(STATED GOAL): Repeat every line below exactly as it reads.

(DATA TO PROCESS):
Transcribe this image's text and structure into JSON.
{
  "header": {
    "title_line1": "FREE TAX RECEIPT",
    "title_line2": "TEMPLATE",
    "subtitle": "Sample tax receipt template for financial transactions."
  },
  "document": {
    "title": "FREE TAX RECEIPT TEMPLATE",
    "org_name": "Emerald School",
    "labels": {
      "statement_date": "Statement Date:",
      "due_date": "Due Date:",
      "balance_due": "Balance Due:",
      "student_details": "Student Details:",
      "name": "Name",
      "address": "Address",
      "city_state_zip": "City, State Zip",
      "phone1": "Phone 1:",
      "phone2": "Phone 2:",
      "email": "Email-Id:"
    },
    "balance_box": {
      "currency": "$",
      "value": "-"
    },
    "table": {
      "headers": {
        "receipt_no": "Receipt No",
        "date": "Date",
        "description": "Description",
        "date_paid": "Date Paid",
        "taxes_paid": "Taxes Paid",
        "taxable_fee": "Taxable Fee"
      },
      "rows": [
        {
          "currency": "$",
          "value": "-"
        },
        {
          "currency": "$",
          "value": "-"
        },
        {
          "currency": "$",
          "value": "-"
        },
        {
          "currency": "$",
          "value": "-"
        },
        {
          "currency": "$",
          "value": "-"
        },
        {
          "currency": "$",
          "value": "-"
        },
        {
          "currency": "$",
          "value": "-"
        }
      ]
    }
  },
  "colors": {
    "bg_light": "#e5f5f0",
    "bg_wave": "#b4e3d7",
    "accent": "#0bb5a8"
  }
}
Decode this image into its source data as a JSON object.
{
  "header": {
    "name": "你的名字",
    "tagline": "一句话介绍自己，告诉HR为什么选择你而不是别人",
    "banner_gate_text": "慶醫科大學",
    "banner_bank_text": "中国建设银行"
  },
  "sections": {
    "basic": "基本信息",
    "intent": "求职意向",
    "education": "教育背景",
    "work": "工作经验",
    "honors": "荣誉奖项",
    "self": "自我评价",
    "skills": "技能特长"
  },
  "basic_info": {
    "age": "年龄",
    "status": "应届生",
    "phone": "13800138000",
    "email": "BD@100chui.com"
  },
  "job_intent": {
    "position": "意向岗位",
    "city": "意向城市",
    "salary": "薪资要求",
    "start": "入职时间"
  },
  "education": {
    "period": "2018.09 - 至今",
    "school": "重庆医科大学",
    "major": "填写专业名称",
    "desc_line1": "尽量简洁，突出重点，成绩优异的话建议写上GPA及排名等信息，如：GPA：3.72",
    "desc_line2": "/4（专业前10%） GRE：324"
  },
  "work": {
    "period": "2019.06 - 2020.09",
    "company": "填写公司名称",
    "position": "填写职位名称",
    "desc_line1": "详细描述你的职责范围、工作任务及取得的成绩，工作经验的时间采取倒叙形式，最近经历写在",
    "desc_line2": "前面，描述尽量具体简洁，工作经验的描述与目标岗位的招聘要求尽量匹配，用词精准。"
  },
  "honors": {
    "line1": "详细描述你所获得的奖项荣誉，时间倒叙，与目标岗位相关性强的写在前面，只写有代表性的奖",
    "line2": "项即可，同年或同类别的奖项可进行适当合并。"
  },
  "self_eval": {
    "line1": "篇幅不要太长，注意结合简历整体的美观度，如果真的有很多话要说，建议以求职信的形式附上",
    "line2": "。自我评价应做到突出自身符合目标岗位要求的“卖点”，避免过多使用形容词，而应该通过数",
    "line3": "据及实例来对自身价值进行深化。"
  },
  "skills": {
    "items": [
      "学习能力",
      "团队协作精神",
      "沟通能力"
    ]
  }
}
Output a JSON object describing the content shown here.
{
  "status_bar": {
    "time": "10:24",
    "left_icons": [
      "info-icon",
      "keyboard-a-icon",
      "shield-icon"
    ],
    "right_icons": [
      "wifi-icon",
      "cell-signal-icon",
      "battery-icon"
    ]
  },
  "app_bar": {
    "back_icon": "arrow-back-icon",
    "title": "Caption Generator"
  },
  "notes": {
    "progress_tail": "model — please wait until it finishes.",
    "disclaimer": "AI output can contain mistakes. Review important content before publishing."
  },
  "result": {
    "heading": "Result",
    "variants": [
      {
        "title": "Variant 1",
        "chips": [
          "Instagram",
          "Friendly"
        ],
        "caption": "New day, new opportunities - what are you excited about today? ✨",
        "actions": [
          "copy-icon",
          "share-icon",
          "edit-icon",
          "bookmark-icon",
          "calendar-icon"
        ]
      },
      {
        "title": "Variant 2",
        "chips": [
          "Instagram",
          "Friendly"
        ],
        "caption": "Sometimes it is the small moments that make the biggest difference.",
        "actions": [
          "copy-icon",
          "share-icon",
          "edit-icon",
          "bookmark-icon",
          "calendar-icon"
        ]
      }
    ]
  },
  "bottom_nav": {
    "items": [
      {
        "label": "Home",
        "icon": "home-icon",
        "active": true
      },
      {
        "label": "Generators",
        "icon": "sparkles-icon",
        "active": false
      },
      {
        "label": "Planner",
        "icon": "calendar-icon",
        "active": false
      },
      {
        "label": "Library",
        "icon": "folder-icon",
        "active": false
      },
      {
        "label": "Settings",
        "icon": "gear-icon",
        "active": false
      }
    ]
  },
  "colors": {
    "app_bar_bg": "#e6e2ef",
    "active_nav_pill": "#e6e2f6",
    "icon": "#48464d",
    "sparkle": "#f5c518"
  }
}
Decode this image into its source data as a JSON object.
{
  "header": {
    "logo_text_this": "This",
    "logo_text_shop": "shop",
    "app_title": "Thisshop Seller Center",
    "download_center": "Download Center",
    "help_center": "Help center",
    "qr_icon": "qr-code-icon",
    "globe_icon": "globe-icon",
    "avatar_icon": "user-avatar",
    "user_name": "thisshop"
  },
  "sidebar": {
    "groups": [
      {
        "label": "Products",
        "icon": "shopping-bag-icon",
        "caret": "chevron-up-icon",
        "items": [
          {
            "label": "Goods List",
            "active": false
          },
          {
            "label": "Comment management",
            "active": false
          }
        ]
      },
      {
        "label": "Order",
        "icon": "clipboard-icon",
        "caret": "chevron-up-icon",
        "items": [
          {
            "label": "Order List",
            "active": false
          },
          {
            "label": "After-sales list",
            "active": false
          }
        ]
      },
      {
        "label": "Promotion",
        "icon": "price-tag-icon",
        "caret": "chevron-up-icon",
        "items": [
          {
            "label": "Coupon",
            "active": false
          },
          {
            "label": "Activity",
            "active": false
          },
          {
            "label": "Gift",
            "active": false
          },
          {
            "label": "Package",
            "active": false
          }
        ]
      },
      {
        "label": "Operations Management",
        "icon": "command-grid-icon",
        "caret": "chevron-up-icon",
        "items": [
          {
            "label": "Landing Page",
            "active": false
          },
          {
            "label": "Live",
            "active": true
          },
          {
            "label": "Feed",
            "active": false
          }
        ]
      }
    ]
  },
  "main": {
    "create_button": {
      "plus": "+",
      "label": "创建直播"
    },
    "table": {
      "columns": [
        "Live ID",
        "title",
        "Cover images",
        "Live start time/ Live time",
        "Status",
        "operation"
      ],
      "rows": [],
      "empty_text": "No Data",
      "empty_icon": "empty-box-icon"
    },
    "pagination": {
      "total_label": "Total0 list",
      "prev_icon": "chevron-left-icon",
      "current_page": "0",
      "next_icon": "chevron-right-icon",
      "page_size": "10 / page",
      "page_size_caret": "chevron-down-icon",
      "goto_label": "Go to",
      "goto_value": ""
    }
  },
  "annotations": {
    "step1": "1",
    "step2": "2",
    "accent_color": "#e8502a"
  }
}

(SOLVED PROBLEM):
Transcribe this image's text and structure into JSON.
{
  "header": {
    "title_line1": "FREE TAX RECEIPT",
    "title_line2": "TEMPLATE",
    "subtitle": "Sample tax receipt template for financial transactions."
  },
  "document": {
    "title": "FREE TAX RECEIPT TEMPLATE",
    "org_name": "Emerald School",
    "labels": {
      "statement_date": "Statement Date:",
      "due_date": "Due Date:",
      "balance_due": "Balance Due:",
      "student_details": "Student Details:",
      "name": "Name",
      "address": "Address",
      "city_state_zip": "City, State Zip",
      "phone1": "Phone 1:",
      "phone2": "Phone 2:",
      "email": "Email-Id:"
    },
    "balance_box": {
      "currency": "$",
      "value": "-"
    },
    "table": {
      "headers": {
        "receipt_no": "Receipt No",
        "date": "Date",
        "description": "Description",
        "date_paid": "Date Paid",
        "taxes_paid": "Taxes Paid",
        "taxable_fee": "Taxable Fee"
      },
      "rows": [
        {
          "currency": "$",
          "value": "-"
        },
        {
          "currency": "$",
          "value": "-"
        },
        {
          "currency": "$",
          "value": "-"
        },
        {
          "currency": "$",
          "value": "-"
        },
        {
          "currency": "$",
          "value": "-"
        },
        {
          "currency": "$",
          "value": "-"
        },
        {
          "currency": "$",
          "value": "-"
        }
      ]
    }
  },
  "colors": {
    "bg_light": "#e5f5f0",
    "bg_wave": "#b4e3d7",
    "accent": "#0bb5a8"
  }
}
Decode this image into its source data as a JSON object.
{
  "header": {
    "name": "你的名字",
    "tagline": "一句话介绍自己，告诉HR为什么选择你而不是别人",
    "banner_gate_text": "慶醫科大學",
    "banner_bank_text": "中国建设银行"
  },
  "sections": {
    "basic": "基本信息",
    "intent": "求职意向",
    "education": "教育背景",
    "work": "工作经验",
    "honors": "荣誉奖项",
    "self": "自我评价",
    "skills": "技能特长"
  },
  "basic_info": {
    "age": "年龄",
    "status": "应届生",
    "phone": "13800138000",
    "email": "BD@100chui.com"
  },
  "job_intent": {
    "position": "意向岗位",
    "city": "意向城市",
    "salary": "薪资要求",
    "start": "入职时间"
  },
  "education": {
    "period": "2018.09 - 至今",
    "school": "重庆医科大学",
    "major": "填写专业名称",
    "desc_line1": "尽量简洁，突出重点，成绩优异的话建议写上GPA及排名等信息，如：GPA：3.72",
    "desc_line2": "/4（专业前10%） GRE：324"
  },
  "work": {
    "period": "2019.06 - 2020.09",
    "company": "填写公司名称",
    "position": "填写职位名称",
    "desc_line1": "详细描述你的职责范围、工作任务及取得的成绩，工作经验的时间采取倒叙形式，最近经历写在",
    "desc_line2": "前面，描述尽量具体简洁，工作经验的描述与目标岗位的招聘要求尽量匹配，用词精准。"
  },
  "honors": {
    "line1": "详细描述你所获得的奖项荣誉，时间倒叙，与目标岗位相关性强的写在前面，只写有代表性的奖",
    "line2": "项即可，同年或同类别的奖项可进行适当合并。"
  },
  "self_eval": {
    "line1": "篇幅不要太长，注意结合简历整体的美观度，如果真的有很多话要说，建议以求职信的形式附上",
    "line2": "。自我评价应做到突出自身符合目标岗位要求的“卖点”，避免过多使用形容词，而应该通过数",
    "line3": "据及实例来对自身价值进行深化。"
  },
  "skills": {
    "items": [
      "学习能力",
      "团队协作精神",
      "沟通能力"
    ]
  }
}
Output a JSON object describing the content shown here.
{
  "status_bar": {
    "time": "10:24",
    "left_icons": [
      "info-icon",
      "keyboard-a-icon",
      "shield-icon"
    ],
    "right_icons": [
      "wifi-icon",
      "cell-signal-icon",
      "battery-icon"
    ]
  },
  "app_bar": {
    "back_icon": "arrow-back-icon",
    "title": "Caption Generator"
  },
  "notes": {
    "progress_tail": "model — please wait until it finishes.",
    "disclaimer": "AI output can contain mistakes. Review important content before publishing."
  },
  "result": {
    "heading": "Result",
    "variants": [
      {
        "title": "Variant 1",
        "chips": [
          "Instagram",
          "Friendly"
        ],
        "caption": "New day, new opportunities - what are you excited about today? ✨",
        "actions": [
          "copy-icon",
          "share-icon",
          "edit-icon",
          "bookmark-icon",
          "calendar-icon"
        ]
      },
      {
        "title": "Variant 2",
        "chips": [
          "Instagram",
          "Friendly"
        ],
        "caption": "Sometimes it is the small moments that make the biggest difference.",
        "actions": [
          "copy-icon",
          "share-icon",
          "edit-icon",
          "bookmark-icon",
          "calendar-icon"
        ]
      }
    ]
  },
  "bottom_nav": {
    "items": [
      {
        "label": "Home",
        "icon": "home-icon",
        "active": true
      },
      {
        "label": "Generators",
        "icon": "sparkles-icon",
        "active": false
      },
      {
        "label": "Planner",
        "icon": "calendar-icon",
        "active": false
      },
      {
        "label": "Library",
        "icon": "folder-icon",
        "active": false
      },
      {
        "label": "Settings",
        "icon": "gear-icon",
        "active": false
      }
    ]
  },
  "colors": {
    "app_bar_bg": "#e6e2ef",
    "active_nav_pill": "#e6e2f6",
    "icon": "#48464d",
    "sparkle": "#f5c518"
  }
}
Decode this image into its source data as a JSON object.
{
  "header": {
    "logo_text_this": "This",
    "logo_text_shop": "shop",
    "app_title": "Thisshop Seller Center",
    "download_center": "Download Center",
    "help_center": "Help center",
    "qr_icon": "qr-code-icon",
    "globe_icon": "globe-icon",
    "avatar_icon": "user-avatar",
    "user_name": "thisshop"
  },
  "sidebar": {
    "groups": [
      {
        "label": "Products",
        "icon": "shopping-bag-icon",
        "caret": "chevron-up-icon",
        "items": [
          {
            "label": "Goods List",
            "active": false
          },
          {
            "label": "Comment management",
            "active": false
          }
        ]
      },
      {
        "label": "Order",
        "icon": "clipboard-icon",
        "caret": "chevron-up-icon",
        "items": [
          {
            "label": "Order List",
            "active": false
          },
          {
            "label": "After-sales list",
            "active": false
          }
        ]
      },
      {
        "label": "Promotion",
        "icon": "price-tag-icon",
        "caret": "chevron-up-icon",
        "items": [
          {
            "label": "Coupon",
            "active": false
          },
          {
            "label": "Activity",
            "active": false
          },
          {
            "label": "Gift",
            "active": false
          },
          {
            "label": "Package",
            "active": false
          }
        ]
      },
      {
        "label": "Operations Management",
        "icon": "command-grid-icon",
        "caret": "chevron-up-icon",
        "items": [
          {
            "label": "Landing Page",
            "active": false
          },
          {
            "label": "Live",
            "active": true
          },
          {
            "label": "Feed",
            "active": false
          }
        ]
      }
    ]
  },
  "main": {
    "create_button": {
      "plus": "+",
      "label": "创建直播"
    },
    "table": {
      "columns": [
        "Live ID",
        "title",
        "Cover images",
        "Live start time/ Live time",
        "Status",
        "operation"
      ],
      "rows": [],
      "empty_text": "No Data",
      "empty_icon": "empty-box-icon"
    },
    "pagination": {
      "total_label": "Total0 list",
      "prev_icon": "chevron-left-icon",
      "current_page": "0",
      "next_icon": "chevron-right-icon",
      "page_size": "10 / page",
      "page_size_caret": "chevron-down-icon",
      "goto_label": "Go to",
      "goto_value": ""
    }
  },
  "annotations": {
    "step1": "1",
    "step2": "2",
    "accent_color": "#e8502a"
  }
}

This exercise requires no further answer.